- **BRIEF**
Take the entries below and print all of them exactly, please.

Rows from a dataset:
** start **

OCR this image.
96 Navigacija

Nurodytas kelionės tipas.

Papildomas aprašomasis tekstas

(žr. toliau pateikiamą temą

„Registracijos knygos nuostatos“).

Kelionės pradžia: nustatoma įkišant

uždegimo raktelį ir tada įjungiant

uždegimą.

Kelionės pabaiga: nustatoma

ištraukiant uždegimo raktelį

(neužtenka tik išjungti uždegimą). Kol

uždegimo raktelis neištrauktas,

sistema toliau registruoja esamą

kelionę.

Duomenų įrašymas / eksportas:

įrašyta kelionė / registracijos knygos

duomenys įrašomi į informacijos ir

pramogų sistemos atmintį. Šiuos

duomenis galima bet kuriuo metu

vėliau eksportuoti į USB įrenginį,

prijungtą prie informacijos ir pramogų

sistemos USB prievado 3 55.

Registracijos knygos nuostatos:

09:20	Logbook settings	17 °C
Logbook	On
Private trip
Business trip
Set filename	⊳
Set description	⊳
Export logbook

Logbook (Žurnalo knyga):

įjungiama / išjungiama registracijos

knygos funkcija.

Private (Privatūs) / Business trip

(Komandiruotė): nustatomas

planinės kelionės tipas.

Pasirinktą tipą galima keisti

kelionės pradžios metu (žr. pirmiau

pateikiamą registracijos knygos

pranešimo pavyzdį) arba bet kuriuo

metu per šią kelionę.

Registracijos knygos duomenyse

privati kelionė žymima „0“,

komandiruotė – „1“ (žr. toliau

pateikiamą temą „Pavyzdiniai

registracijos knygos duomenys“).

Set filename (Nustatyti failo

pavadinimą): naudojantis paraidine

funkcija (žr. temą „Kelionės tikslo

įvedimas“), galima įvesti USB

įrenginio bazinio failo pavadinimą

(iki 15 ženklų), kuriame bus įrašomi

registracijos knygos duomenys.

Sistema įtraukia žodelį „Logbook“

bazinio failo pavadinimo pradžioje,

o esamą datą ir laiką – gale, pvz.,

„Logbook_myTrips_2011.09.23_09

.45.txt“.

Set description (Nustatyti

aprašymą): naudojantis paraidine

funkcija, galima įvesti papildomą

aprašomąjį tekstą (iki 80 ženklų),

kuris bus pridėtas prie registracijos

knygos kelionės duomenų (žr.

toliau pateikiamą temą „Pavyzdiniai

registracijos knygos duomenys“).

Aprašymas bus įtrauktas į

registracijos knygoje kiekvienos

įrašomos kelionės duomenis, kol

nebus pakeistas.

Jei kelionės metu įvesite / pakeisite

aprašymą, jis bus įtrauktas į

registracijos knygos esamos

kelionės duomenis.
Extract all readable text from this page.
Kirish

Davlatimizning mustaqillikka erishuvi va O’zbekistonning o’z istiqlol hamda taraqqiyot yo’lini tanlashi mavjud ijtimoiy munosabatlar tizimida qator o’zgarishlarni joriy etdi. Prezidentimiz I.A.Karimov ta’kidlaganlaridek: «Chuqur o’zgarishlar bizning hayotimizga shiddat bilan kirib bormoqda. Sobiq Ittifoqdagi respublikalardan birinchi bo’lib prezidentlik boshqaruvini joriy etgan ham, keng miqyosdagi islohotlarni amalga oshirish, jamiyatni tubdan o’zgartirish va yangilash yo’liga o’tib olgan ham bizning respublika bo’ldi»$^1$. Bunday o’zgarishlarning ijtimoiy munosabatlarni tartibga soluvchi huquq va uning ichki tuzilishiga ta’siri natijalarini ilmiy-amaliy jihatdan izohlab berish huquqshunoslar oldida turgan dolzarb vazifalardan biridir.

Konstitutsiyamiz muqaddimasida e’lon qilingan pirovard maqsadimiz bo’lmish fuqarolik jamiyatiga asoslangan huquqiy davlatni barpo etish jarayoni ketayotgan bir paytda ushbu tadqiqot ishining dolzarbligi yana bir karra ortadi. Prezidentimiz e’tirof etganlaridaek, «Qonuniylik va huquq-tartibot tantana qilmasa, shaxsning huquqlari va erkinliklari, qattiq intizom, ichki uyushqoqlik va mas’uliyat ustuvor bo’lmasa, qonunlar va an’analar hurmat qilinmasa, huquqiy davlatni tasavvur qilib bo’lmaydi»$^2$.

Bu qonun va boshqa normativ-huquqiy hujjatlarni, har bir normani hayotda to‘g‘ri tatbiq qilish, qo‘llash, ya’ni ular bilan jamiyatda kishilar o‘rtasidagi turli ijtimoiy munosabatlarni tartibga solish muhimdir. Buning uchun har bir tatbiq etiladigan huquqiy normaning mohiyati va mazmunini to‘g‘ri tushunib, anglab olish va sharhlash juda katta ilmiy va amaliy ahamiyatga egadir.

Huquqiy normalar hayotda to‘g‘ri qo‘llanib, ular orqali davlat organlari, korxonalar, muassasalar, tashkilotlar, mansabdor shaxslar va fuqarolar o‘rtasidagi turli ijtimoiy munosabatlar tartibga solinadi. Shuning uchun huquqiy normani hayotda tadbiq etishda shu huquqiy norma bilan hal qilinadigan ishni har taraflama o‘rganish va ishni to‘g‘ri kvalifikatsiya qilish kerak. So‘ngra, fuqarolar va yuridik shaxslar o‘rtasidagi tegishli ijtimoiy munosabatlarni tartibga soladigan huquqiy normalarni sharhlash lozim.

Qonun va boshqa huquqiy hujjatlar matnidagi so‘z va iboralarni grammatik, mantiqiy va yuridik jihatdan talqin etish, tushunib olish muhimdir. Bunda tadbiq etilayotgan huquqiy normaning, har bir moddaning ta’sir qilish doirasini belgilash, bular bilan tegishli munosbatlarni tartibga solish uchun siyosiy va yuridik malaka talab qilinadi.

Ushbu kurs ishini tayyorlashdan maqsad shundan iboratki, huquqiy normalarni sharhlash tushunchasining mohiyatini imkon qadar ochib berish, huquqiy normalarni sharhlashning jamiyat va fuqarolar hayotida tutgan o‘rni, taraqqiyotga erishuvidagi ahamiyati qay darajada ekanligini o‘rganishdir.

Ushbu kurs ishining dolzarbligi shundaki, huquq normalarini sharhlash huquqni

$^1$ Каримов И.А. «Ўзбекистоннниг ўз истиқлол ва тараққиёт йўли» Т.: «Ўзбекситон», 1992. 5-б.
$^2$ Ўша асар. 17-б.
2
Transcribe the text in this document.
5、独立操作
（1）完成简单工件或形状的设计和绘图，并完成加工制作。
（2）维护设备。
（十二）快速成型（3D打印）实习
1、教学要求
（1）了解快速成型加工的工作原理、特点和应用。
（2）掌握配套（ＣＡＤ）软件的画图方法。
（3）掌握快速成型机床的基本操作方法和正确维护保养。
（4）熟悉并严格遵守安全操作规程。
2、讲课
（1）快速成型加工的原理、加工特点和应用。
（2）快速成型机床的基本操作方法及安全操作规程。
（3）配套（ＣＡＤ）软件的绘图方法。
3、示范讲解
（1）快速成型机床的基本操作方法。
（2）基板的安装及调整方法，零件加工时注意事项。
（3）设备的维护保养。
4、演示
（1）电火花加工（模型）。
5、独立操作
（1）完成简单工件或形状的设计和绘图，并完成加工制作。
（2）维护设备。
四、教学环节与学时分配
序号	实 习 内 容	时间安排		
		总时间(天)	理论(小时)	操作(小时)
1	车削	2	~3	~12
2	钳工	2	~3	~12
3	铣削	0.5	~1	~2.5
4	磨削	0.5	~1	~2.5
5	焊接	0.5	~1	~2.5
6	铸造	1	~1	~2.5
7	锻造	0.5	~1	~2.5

** end **

- **TASK RESULT**
OCR this image.
96 Navigacija

Nurodytas kelionės tipas.

Papildomas aprašomasis tekstas

(žr. toliau pateikiamą temą

„Registracijos knygos nuostatos“).

Kelionės pradžia: nustatoma įkišant

uždegimo raktelį ir tada įjungiant

uždegimą.

Kelionės pabaiga: nustatoma

ištraukiant uždegimo raktelį

(neužtenka tik išjungti uždegimą). Kol

uždegimo raktelis neištrauktas,

sistema toliau registruoja esamą

kelionę.

Duomenų įrašymas / eksportas:

įrašyta kelionė / registracijos knygos

duomenys įrašomi į informacijos ir

pramogų sistemos atmintį. Šiuos

duomenis galima bet kuriuo metu

vėliau eksportuoti į USB įrenginį,

prijungtą prie informacijos ir pramogų

sistemos USB prievado 3 55.

Registracijos knygos nuostatos:

09:20	Logbook settings	17 °C
Logbook	On
Private trip
Business trip
Set filename	⊳
Set description	⊳
Export logbook

Logbook (Žurnalo knyga):

įjungiama / išjungiama registracijos

knygos funkcija.

Private (Privatūs) / Business trip

(Komandiruotė): nustatomas

planinės kelionės tipas.

Pasirinktą tipą galima keisti

kelionės pradžios metu (žr. pirmiau

pateikiamą registracijos knygos

pranešimo pavyzdį) arba bet kuriuo

metu per šią kelionę.

Registracijos knygos duomenyse

privati kelionė žymima „0“,

komandiruotė – „1“ (žr. toliau

pateikiamą temą „Pavyzdiniai

registracijos knygos duomenys“).

Set filename (Nustatyti failo

pavadinimą): naudojantis paraidine

funkcija (žr. temą „Kelionės tikslo

įvedimas“), galima įvesti USB

įrenginio bazinio failo pavadinimą

(iki 15 ženklų), kuriame bus įrašomi

registracijos knygos duomenys.

Sistema įtraukia žodelį „Logbook“

bazinio failo pavadinimo pradžioje,

o esamą datą ir laiką – gale, pvz.,

„Logbook_myTrips_2011.09.23_09

.45.txt“.

Set description (Nustatyti

aprašymą): naudojantis paraidine

funkcija, galima įvesti papildomą

aprašomąjį tekstą (iki 80 ženklų),

kuris bus pridėtas prie registracijos

knygos kelionės duomenų (žr.

toliau pateikiamą temą „Pavyzdiniai

registracijos knygos duomenys“).

Aprašymas bus įtrauktas į

registracijos knygoje kiekvienos

įrašomos kelionės duomenis, kol

nebus pakeistas.

Jei kelionės metu įvesite / pakeisite

aprašymą, jis bus įtrauktas į

registracijos knygos esamos

kelionės duomenis.
Extract all readable text from this page.
Kirish

Davlatimizning mustaqillikka erishuvi va O’zbekistonning o’z istiqlol hamda taraqqiyot yo’lini tanlashi mavjud ijtimoiy munosabatlar tizimida qator o’zgarishlarni joriy etdi. Prezidentimiz I.A.Karimov ta’kidlaganlaridek: «Chuqur o’zgarishlar bizning hayotimizga shiddat bilan kirib bormoqda. Sobiq Ittifoqdagi respublikalardan birinchi bo’lib prezidentlik boshqaruvini joriy etgan ham, keng miqyosdagi islohotlarni amalga oshirish, jamiyatni tubdan o’zgartirish va yangilash yo’liga o’tib olgan ham bizning respublika bo’ldi»$^1$. Bunday o’zgarishlarning ijtimoiy munosabatlarni tartibga soluvchi huquq va uning ichki tuzilishiga ta’siri natijalarini ilmiy-amaliy jihatdan izohlab berish huquqshunoslar oldida turgan dolzarb vazifalardan biridir.

Konstitutsiyamiz muqaddimasida e’lon qilingan pirovard maqsadimiz bo’lmish fuqarolik jamiyatiga asoslangan huquqiy davlatni barpo etish jarayoni ketayotgan bir paytda ushbu tadqiqot ishining dolzarbligi yana bir karra ortadi. Prezidentimiz e’tirof etganlaridaek, «Qonuniylik va huquq-tartibot tantana qilmasa, shaxsning huquqlari va erkinliklari, qattiq intizom, ichki uyushqoqlik va mas’uliyat ustuvor bo’lmasa, qonunlar va an’analar hurmat qilinmasa, huquqiy davlatni tasavvur qilib bo’lmaydi»$^2$.

Bu qonun va boshqa normativ-huquqiy hujjatlarni, har bir normani hayotda to‘g‘ri tatbiq qilish, qo‘llash, ya’ni ular bilan jamiyatda kishilar o‘rtasidagi turli ijtimoiy munosabatlarni tartibga solish muhimdir. Buning uchun har bir tatbiq etiladigan huquqiy normaning mohiyati va mazmunini to‘g‘ri tushunib, anglab olish va sharhlash juda katta ilmiy va amaliy ahamiyatga egadir.

Huquqiy normalar hayotda to‘g‘ri qo‘llanib, ular orqali davlat organlari, korxonalar, muassasalar, tashkilotlar, mansabdor shaxslar va fuqarolar o‘rtasidagi turli ijtimoiy munosabatlar tartibga solinadi. Shuning uchun huquqiy normani hayotda tadbiq etishda shu huquqiy norma bilan hal qilinadigan ishni har taraflama o‘rganish va ishni to‘g‘ri kvalifikatsiya qilish kerak. So‘ngra, fuqarolar va yuridik shaxslar o‘rtasidagi tegishli ijtimoiy munosabatlarni tartibga soladigan huquqiy normalarni sharhlash lozim.

Qonun va boshqa huquqiy hujjatlar matnidagi so‘z va iboralarni grammatik, mantiqiy va yuridik jihatdan talqin etish, tushunib olish muhimdir. Bunda tadbiq etilayotgan huquqiy normaning, har bir moddaning ta’sir qilish doirasini belgilash, bular bilan tegishli munosbatlarni tartibga solish uchun siyosiy va yuridik malaka talab qilinadi.

Ushbu kurs ishini tayyorlashdan maqsad shundan iboratki, huquqiy normalarni sharhlash tushunchasining mohiyatini imkon qadar ochib berish, huquqiy normalarni sharhlashning jamiyat va fuqarolar hayotida tutgan o‘rni, taraqqiyotga erishuvidagi ahamiyati qay darajada ekanligini o‘rganishdir.

Ushbu kurs ishining dolzarbligi shundaki, huquq normalarini sharhlash huquqni

$^1$ Каримов И.А. «Ўзбекистоннниг ўз истиқлол ва тараққиёт йўли» Т.: «Ўзбекситон», 1992. 5-б.
$^2$ Ўша асар. 17-б.
2
Transcribe the text in this document.
5、独立操作
（1）完成简单工件或形状的设计和绘图，并完成加工制作。
（2）维护设备。
（十二）快速成型（3D打印）实习
1、教学要求
（1）了解快速成型加工的工作原理、特点和应用。
（2）掌握配套（ＣＡＤ）软件的画图方法。
（3）掌握快速成型机床的基本操作方法和正确维护保养。
（4）熟悉并严格遵守安全操作规程。
2、讲课
（1）快速成型加工的原理、加工特点和应用。
（2）快速成型机床的基本操作方法及安全操作规程。
（3）配套（ＣＡＤ）软件的绘图方法。
3、示范讲解
（1）快速成型机床的基本操作方法。
（2）基板的安装及调整方法，零件加工时注意事项。
（3）设备的维护保养。
4、演示
（1）电火花加工（模型）。
5、独立操作
（1）完成简单工件或形状的设计和绘图，并完成加工制作。
（2）维护设备。
四、教学环节与学时分配
序号	实 习 内 容	时间安排		
		总时间(天)	理论(小时)	操作(小时)
1	车削	2	~3	~12
2	钳工	2	~3	~12
3	铣削	0.5	~1	~2.5
4	磨削	0.5	~1	~2.5
5	焊接	0.5	~1	~2.5
6	铸造	1	~1	~2.5
7	锻造	0.5	~1	~2.5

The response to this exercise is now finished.